══ INFORMATION GIVEN

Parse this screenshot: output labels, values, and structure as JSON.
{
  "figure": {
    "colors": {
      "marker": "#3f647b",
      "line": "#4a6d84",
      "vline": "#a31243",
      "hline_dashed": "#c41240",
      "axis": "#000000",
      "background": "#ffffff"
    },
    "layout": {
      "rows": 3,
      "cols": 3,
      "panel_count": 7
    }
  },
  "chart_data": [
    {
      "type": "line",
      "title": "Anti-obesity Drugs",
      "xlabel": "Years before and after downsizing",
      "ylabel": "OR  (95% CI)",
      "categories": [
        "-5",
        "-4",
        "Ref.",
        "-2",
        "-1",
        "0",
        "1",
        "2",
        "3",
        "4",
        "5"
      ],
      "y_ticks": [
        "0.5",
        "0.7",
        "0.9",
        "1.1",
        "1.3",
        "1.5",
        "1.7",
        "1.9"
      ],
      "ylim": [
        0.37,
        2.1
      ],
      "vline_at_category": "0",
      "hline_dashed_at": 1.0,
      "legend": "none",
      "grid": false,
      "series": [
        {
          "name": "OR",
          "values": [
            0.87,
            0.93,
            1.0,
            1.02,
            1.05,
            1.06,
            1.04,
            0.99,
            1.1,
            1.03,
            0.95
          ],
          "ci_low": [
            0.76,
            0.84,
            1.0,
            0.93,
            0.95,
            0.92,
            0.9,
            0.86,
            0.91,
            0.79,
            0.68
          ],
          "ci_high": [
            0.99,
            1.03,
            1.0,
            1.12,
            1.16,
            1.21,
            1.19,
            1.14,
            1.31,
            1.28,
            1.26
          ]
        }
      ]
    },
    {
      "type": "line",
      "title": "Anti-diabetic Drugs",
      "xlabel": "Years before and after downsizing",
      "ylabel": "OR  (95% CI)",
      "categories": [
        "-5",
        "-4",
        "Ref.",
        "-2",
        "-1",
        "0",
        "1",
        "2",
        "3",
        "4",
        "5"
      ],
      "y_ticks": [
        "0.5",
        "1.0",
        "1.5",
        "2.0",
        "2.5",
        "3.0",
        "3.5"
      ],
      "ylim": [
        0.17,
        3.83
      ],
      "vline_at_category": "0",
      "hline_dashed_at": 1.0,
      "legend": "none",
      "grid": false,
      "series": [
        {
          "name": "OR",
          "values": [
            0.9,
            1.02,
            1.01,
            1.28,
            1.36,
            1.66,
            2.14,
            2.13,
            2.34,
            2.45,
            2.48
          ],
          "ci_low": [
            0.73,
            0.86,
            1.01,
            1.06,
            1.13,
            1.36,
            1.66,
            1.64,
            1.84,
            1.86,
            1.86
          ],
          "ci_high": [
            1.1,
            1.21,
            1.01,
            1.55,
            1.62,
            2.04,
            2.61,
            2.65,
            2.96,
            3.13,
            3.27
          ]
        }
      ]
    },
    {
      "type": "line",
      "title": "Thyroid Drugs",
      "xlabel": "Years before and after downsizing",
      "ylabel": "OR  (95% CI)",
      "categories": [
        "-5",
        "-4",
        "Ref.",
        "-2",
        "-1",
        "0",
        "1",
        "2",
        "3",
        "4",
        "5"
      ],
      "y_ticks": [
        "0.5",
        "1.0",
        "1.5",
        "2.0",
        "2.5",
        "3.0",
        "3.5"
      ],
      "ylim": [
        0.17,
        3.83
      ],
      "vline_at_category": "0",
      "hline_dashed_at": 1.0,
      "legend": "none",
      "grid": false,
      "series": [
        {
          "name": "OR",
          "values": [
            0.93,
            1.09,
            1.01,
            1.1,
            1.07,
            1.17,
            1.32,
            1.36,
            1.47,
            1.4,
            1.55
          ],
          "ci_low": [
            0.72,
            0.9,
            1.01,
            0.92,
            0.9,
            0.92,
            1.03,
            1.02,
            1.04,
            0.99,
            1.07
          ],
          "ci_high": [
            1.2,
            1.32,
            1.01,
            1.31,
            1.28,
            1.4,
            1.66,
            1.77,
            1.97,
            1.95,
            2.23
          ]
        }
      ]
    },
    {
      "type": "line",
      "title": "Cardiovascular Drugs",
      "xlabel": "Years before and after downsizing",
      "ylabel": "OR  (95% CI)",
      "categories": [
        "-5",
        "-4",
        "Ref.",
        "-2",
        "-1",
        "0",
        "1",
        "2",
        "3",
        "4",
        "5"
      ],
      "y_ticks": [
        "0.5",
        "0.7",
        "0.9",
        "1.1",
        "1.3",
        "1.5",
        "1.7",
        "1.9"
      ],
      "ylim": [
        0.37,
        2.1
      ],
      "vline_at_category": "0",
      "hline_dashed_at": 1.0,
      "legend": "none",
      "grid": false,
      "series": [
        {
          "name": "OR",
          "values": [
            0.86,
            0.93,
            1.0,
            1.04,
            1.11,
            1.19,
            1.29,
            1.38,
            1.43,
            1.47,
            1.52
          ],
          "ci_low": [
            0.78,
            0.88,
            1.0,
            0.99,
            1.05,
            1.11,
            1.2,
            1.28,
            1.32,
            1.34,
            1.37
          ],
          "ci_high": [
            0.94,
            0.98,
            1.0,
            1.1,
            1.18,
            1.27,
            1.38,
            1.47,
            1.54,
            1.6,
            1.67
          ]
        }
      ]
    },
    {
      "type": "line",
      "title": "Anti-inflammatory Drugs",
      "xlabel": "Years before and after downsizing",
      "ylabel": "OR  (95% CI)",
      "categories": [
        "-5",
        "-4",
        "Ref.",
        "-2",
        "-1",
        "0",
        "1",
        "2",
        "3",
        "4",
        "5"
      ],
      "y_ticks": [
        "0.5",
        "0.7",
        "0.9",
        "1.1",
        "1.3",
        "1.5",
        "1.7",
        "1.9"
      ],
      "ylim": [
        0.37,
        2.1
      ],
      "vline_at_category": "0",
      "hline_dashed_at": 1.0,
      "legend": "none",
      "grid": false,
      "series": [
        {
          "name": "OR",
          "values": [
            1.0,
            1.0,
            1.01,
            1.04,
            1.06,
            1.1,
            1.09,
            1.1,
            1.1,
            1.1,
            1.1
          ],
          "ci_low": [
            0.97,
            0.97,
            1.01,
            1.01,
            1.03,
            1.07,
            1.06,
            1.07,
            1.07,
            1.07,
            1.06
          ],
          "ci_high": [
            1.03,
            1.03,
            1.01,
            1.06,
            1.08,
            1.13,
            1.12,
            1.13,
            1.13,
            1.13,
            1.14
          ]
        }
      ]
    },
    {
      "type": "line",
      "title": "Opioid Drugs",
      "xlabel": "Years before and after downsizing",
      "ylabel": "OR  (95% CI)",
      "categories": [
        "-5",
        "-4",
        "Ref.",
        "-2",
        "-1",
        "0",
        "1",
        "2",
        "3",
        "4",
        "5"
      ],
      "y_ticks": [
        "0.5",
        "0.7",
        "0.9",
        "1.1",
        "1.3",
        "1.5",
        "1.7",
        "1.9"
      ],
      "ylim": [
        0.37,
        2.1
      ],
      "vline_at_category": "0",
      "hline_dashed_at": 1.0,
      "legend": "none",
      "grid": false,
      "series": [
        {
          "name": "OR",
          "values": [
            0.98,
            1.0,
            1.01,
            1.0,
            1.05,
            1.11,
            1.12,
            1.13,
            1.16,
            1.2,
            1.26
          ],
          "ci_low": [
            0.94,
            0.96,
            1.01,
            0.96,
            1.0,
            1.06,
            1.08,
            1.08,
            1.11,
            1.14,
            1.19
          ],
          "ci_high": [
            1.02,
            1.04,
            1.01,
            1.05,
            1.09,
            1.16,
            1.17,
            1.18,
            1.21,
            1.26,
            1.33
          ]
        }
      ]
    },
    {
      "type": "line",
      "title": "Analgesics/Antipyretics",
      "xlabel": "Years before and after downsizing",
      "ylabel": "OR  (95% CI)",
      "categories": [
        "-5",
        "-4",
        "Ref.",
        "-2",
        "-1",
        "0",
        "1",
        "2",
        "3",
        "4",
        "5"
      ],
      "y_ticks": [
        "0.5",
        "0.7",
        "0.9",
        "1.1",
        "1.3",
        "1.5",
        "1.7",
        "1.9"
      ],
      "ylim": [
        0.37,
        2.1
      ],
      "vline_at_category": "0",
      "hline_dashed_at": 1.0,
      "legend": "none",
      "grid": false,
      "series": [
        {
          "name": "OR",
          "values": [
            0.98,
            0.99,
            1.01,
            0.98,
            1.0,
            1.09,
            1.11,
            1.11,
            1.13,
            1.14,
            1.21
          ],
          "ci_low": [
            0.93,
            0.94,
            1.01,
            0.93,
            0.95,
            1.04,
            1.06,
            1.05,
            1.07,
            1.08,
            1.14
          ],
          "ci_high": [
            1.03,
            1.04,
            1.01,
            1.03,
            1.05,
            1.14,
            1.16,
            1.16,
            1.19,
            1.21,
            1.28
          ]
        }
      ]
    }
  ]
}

════

[WHAT IS REQUIRED] Count every line in the listing above that holds "title", then report only the count.

[FINISHED EXERCISE] 7